Collection entries:
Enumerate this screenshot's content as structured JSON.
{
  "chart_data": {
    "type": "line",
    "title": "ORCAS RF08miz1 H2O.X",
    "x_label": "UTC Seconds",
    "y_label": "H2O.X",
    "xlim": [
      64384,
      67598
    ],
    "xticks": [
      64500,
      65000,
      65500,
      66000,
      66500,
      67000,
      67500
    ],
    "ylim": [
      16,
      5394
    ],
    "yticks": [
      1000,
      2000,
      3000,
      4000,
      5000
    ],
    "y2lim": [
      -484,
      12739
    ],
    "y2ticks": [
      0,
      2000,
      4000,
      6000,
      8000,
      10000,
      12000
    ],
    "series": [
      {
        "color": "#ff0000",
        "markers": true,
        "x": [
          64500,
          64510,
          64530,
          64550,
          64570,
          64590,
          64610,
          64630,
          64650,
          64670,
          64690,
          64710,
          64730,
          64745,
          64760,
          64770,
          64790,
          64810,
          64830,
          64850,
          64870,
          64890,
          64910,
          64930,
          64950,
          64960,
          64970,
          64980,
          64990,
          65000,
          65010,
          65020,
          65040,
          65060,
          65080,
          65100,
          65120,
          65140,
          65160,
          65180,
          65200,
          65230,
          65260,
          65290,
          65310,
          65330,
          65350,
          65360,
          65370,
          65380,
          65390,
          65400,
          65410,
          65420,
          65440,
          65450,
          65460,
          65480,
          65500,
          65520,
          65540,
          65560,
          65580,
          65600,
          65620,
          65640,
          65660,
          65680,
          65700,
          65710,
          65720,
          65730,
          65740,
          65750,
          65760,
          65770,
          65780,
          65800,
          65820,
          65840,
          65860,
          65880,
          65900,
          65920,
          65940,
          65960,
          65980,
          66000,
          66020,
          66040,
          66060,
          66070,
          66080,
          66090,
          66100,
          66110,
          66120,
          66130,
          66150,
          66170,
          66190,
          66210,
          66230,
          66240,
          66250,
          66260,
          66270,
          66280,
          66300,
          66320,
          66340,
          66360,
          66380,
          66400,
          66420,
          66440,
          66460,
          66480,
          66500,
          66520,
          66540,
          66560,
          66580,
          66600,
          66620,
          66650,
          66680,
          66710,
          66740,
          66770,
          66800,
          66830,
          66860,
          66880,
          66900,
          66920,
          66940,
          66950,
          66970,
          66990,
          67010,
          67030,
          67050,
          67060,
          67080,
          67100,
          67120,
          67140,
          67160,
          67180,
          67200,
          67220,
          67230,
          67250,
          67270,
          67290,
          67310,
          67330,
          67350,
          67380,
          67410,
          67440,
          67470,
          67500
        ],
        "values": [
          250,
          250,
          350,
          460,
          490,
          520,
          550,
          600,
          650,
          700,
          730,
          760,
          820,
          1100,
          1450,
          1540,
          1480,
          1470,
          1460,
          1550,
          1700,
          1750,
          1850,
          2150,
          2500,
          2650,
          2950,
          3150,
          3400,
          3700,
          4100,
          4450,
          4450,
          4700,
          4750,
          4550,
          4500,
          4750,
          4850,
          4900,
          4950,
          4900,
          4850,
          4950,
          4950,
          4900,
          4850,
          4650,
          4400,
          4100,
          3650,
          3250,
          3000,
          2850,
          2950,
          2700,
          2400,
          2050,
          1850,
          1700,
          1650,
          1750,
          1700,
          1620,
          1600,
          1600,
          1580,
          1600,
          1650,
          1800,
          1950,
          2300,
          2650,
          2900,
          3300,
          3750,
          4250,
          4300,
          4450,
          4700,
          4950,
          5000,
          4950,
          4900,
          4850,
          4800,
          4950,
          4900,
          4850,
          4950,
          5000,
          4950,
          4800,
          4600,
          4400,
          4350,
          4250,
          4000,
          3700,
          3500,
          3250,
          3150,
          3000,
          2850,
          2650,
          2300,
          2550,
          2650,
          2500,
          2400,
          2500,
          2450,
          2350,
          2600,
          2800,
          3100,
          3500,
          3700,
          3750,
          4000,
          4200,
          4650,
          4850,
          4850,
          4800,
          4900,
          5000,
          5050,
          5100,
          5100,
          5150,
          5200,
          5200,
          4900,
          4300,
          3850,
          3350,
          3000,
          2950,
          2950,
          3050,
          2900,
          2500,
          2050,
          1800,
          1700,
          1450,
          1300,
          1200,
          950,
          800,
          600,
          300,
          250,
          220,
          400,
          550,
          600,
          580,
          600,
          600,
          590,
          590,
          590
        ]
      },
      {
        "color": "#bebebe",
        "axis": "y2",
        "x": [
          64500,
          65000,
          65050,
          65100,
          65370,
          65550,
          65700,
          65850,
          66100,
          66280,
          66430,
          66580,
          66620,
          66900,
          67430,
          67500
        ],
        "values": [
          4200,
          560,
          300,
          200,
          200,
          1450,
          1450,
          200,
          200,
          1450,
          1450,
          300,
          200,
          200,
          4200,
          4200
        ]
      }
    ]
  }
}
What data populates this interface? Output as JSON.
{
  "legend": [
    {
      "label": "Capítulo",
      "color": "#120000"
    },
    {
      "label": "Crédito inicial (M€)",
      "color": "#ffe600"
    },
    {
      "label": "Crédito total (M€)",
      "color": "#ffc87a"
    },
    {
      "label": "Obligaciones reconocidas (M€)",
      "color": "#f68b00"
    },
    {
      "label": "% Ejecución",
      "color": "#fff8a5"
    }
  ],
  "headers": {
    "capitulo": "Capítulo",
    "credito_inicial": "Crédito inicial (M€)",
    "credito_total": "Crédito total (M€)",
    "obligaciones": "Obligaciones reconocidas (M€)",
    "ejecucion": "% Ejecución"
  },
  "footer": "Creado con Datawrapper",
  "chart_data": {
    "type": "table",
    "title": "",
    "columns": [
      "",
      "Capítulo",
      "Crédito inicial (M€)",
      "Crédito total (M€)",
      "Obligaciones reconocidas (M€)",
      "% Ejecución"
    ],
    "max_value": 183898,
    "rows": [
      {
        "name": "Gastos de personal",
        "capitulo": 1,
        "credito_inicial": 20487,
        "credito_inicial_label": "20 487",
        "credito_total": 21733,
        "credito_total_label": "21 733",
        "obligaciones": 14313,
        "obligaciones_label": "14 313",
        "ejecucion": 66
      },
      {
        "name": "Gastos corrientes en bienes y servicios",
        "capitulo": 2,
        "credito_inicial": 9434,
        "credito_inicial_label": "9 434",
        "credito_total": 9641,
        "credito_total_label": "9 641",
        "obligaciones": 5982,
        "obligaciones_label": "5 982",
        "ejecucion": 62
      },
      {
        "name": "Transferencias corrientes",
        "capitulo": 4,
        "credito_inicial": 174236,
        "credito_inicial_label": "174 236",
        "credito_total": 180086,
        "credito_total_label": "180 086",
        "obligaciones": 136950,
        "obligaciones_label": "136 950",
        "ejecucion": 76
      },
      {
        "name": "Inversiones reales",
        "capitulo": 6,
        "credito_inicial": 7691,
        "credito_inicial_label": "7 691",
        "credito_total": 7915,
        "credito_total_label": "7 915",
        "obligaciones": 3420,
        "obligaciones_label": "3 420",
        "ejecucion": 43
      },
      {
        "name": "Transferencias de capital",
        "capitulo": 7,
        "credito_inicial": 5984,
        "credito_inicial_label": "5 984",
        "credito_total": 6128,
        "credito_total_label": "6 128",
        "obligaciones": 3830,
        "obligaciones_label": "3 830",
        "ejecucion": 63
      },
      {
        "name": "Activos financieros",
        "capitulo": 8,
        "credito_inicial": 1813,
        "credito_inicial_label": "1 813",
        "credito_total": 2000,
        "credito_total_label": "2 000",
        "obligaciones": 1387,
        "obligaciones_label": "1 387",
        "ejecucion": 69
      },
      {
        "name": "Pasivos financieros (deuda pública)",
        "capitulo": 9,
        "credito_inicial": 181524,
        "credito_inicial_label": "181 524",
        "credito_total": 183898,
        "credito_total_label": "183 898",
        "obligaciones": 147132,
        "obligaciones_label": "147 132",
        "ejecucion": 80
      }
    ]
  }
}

» Task description
Find every line holding the word "JSON"; give their count and nothing else.

» Complete response
2